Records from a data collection

§

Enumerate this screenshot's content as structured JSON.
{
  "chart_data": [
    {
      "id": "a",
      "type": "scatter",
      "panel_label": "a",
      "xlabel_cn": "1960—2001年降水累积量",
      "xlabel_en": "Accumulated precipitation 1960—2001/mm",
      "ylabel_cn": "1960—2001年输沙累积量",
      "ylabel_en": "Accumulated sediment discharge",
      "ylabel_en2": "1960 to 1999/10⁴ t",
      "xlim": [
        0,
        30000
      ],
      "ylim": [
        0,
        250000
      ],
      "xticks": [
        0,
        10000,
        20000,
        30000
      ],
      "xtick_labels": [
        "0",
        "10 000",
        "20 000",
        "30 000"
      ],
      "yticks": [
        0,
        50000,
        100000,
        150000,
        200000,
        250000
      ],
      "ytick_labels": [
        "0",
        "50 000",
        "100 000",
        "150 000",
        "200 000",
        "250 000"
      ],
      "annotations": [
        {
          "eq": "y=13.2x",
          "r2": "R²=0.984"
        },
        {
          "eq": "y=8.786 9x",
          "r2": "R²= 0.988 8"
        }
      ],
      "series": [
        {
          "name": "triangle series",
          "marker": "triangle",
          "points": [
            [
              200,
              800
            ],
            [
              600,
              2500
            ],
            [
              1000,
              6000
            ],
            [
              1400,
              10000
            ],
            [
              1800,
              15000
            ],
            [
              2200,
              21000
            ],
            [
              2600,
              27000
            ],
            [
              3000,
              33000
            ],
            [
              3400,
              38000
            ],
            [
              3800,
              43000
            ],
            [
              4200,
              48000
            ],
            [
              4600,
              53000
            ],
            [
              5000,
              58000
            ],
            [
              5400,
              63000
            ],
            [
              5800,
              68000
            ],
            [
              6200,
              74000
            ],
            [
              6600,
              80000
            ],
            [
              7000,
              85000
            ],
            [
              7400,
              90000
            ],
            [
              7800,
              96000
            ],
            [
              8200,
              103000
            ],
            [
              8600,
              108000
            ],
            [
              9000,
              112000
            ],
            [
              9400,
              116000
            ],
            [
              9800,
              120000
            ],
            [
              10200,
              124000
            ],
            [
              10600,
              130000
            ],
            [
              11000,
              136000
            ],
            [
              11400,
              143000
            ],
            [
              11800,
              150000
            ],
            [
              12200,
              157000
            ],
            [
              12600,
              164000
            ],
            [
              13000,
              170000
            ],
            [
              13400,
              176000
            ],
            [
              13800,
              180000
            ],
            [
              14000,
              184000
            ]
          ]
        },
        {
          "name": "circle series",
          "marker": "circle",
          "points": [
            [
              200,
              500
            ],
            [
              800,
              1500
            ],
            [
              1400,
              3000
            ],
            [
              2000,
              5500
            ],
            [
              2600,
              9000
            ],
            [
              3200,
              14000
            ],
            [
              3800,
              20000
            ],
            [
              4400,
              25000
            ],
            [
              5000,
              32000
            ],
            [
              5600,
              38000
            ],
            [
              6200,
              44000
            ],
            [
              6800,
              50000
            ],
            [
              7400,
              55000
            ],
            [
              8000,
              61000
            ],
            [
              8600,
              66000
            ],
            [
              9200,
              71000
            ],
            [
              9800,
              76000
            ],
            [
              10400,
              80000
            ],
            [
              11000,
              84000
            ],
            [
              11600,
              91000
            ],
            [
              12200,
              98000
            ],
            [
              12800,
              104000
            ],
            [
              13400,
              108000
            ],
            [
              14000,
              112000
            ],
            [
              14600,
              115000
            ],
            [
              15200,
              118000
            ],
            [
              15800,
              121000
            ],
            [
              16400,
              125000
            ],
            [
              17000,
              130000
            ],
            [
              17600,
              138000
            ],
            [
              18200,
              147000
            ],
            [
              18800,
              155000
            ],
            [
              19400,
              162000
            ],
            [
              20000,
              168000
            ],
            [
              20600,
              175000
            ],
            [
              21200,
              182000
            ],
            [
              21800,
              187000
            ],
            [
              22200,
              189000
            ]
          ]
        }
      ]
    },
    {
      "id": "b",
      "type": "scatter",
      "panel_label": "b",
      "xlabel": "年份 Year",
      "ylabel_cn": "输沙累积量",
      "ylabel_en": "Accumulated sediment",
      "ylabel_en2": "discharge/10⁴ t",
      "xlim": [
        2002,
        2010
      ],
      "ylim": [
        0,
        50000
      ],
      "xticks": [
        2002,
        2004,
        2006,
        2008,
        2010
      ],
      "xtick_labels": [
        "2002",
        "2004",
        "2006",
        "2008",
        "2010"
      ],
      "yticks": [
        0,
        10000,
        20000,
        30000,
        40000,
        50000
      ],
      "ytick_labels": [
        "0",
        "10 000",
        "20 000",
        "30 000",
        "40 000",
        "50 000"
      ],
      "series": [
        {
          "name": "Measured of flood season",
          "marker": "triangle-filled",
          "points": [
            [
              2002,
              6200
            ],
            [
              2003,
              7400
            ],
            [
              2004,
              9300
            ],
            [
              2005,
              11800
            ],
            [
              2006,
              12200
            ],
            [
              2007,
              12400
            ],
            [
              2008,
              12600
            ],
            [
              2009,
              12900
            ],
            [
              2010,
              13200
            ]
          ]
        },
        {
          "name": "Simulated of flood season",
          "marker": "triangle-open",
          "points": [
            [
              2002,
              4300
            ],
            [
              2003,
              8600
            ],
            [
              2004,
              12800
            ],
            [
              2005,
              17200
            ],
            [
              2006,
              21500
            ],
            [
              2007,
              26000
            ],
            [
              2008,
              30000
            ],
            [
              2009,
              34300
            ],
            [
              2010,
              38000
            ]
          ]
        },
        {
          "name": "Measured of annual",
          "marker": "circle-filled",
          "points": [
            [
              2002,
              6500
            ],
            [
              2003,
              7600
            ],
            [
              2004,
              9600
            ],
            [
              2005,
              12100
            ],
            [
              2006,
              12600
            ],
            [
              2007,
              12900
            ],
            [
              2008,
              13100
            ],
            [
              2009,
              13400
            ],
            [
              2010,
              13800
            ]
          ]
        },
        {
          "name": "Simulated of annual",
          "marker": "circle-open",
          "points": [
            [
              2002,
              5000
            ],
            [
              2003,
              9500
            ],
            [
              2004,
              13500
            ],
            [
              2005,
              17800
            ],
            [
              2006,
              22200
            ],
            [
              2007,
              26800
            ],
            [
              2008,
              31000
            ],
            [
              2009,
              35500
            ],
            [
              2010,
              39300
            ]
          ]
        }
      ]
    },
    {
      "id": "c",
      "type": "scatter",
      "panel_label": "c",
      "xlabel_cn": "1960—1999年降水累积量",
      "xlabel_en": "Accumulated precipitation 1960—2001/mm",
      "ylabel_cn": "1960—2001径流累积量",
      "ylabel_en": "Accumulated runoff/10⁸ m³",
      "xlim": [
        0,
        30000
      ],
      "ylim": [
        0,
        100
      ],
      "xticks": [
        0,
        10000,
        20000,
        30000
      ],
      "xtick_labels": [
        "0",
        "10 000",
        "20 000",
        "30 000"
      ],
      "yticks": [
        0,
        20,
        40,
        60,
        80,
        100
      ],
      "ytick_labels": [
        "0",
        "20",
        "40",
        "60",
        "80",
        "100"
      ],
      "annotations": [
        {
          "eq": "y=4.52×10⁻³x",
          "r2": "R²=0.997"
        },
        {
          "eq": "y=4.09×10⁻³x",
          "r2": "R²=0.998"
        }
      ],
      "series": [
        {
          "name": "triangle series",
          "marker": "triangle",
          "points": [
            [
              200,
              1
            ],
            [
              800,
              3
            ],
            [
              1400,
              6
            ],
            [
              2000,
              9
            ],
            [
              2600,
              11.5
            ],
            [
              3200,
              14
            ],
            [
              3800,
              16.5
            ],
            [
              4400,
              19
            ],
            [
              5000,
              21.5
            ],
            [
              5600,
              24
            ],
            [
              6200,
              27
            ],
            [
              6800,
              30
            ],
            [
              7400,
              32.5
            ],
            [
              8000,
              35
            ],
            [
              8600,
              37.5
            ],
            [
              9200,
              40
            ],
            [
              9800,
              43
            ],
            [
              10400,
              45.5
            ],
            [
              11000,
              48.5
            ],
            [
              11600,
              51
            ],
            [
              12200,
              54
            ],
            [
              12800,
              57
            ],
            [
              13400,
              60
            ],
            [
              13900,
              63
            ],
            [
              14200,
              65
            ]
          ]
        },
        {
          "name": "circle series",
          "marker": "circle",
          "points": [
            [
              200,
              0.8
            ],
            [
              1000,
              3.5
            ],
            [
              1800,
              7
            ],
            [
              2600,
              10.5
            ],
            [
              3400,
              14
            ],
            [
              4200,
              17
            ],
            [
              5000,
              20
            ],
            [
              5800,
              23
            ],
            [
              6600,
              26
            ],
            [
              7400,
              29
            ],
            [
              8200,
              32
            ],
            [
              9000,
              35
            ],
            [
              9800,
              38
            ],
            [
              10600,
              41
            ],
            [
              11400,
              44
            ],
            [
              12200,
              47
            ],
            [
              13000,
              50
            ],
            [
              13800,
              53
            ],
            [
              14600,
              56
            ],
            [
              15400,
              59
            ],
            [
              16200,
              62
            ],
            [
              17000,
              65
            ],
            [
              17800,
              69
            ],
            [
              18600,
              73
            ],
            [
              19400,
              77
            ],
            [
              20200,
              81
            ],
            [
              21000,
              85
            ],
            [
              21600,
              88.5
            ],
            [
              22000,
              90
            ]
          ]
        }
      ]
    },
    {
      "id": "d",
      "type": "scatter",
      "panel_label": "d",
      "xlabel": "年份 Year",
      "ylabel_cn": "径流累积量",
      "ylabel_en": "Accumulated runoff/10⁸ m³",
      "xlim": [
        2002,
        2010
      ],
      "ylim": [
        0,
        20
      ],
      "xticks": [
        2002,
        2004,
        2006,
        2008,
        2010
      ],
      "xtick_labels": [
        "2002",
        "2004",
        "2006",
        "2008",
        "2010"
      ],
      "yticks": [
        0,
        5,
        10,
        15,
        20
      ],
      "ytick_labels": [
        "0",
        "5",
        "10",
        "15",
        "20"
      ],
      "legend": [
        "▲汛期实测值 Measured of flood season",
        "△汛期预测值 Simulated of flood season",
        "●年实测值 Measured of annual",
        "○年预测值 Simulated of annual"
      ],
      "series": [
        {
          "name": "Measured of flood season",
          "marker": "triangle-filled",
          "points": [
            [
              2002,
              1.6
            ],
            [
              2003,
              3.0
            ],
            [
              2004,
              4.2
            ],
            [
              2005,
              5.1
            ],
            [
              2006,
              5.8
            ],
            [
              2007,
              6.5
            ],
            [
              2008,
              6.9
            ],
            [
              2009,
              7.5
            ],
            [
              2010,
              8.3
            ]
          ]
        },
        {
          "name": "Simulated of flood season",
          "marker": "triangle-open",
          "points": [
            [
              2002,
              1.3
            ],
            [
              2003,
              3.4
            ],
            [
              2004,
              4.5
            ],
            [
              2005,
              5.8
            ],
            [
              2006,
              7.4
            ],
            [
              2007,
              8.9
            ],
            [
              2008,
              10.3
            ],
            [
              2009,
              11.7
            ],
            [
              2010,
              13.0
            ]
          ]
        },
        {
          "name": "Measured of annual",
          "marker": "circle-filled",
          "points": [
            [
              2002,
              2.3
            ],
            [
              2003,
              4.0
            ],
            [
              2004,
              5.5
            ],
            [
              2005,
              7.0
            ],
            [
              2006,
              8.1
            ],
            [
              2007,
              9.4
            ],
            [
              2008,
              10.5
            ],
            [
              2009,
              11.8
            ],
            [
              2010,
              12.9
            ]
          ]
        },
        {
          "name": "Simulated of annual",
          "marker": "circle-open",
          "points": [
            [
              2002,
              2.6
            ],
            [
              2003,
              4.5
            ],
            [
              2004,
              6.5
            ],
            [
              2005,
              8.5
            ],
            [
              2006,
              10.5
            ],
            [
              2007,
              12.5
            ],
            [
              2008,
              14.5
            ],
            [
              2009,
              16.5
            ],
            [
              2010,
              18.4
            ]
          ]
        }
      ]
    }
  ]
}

§

Find the lines holding "discharge" and list every one.

      "ylabel_en": "Accumulated sediment discharge",
      "ylabel_en2": "discharge/10⁴ t",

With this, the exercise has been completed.